Given task: Take the data that follows and retype it word for word.
* Begin Material provided *
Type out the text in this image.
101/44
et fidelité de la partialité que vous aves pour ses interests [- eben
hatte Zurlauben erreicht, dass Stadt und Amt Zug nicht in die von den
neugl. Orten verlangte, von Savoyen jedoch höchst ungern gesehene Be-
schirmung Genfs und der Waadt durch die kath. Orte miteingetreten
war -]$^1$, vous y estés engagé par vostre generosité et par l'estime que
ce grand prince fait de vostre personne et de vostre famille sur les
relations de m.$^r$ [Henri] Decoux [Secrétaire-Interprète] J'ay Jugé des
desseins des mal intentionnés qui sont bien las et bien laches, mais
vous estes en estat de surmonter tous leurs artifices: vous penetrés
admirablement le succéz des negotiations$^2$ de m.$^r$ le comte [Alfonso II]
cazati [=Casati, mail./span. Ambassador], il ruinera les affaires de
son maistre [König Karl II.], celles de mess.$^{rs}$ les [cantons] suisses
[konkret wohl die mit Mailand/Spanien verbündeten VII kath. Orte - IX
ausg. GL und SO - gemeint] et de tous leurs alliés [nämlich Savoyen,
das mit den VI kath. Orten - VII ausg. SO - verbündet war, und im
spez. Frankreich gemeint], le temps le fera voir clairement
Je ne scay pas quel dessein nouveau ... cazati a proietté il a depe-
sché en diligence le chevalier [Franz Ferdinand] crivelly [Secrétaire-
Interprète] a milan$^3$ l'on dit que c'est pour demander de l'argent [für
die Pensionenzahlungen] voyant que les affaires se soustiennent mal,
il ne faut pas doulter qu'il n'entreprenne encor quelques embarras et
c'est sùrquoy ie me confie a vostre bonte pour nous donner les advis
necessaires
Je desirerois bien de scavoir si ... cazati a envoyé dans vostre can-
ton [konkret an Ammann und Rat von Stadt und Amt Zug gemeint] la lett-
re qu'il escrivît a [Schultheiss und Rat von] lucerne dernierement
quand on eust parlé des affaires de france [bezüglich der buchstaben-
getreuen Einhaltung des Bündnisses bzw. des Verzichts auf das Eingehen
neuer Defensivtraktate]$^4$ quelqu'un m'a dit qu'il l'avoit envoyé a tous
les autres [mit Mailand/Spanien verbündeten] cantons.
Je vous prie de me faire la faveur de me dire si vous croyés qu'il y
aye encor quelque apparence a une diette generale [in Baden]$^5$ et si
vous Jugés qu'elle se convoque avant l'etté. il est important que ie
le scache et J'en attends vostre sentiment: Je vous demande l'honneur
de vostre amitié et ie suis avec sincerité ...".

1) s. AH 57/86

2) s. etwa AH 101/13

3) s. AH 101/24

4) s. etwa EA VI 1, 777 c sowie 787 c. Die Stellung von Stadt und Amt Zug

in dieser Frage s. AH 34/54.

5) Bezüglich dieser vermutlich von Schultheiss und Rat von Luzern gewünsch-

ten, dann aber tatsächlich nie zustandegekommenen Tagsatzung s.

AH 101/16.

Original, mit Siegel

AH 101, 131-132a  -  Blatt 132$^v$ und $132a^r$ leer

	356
* End Material provided *
Output for this task:
Type out the text in this image.
101/44
et fidelité de la partialité que vous aves pour ses interests [- eben
hatte Zurlauben erreicht, dass Stadt und Amt Zug nicht in die von den
neugl. Orten verlangte, von Savoyen jedoch höchst ungern gesehene Be-
schirmung Genfs und der Waadt durch die kath. Orte miteingetreten
war -]$^1$, vous y estés engagé par vostre generosité et par l'estime que
ce grand prince fait de vostre personne et de vostre famille sur les
relations de m.$^r$ [Henri] Decoux [Secrétaire-Interprète] J'ay Jugé des
desseins des mal intentionnés qui sont bien las et bien laches, mais
vous estes en estat de surmonter tous leurs artifices: vous penetrés
admirablement le succéz des negotiations$^2$ de m.$^r$ le comte [Alfonso II]
cazati [=Casati, mail./span. Ambassador], il ruinera les affaires de
son maistre [König Karl II.], celles de mess.$^{rs}$ les [cantons] suisses
[konkret wohl die mit Mailand/Spanien verbündeten VII kath. Orte - IX
ausg. GL und SO - gemeint] et de tous leurs alliés [nämlich Savoyen,
das mit den VI kath. Orten - VII ausg. SO - verbündet war, und im
spez. Frankreich gemeint], le temps le fera voir clairement
Je ne scay pas quel dessein nouveau ... cazati a proietté il a depe-
sché en diligence le chevalier [Franz Ferdinand] crivelly [Secrétaire-
Interprète] a milan$^3$ l'on dit que c'est pour demander de l'argent [für
die Pensionenzahlungen] voyant que les affaires se soustiennent mal,
il ne faut pas doulter qu'il n'entreprenne encor quelques embarras et
c'est sùrquoy ie me confie a vostre bonte pour nous donner les advis
necessaires
Je desirerois bien de scavoir si ... cazati a envoyé dans vostre can-
ton [konkret an Ammann und Rat von Stadt und Amt Zug gemeint] la lett-
re qu'il escrivît a [Schultheiss und Rat von] lucerne dernierement
quand on eust parlé des affaires de france [bezüglich der buchstaben-
getreuen Einhaltung des Bündnisses bzw. des Verzichts auf das Eingehen
neuer Defensivtraktate]$^4$ quelqu'un m'a dit qu'il l'avoit envoyé a tous
les autres [mit Mailand/Spanien verbündeten] cantons.
Je vous prie de me faire la faveur de me dire si vous croyés qu'il y
aye encor quelque apparence a une diette generale [in Baden]$^5$ et si
vous Jugés qu'elle se convoque avant l'etté. il est important que ie
le scache et J'en attends vostre sentiment: Je vous demande l'honneur
de vostre amitié et ie suis avec sincerité ...".

1) s. AH 57/86

2) s. etwa AH 101/13

3) s. AH 101/24

4) s. etwa EA VI 1, 777 c sowie 787 c. Die Stellung von Stadt und Amt Zug

in dieser Frage s. AH 34/54.

5) Bezüglich dieser vermutlich von Schultheiss und Rat von Luzern gewünsch-

ten, dann aber tatsächlich nie zustandegekommenen Tagsatzung s.

AH 101/16.

Original, mit Siegel

AH 101, 131-132a  -  Blatt 132$^v$ und $132a^r$ leer

	356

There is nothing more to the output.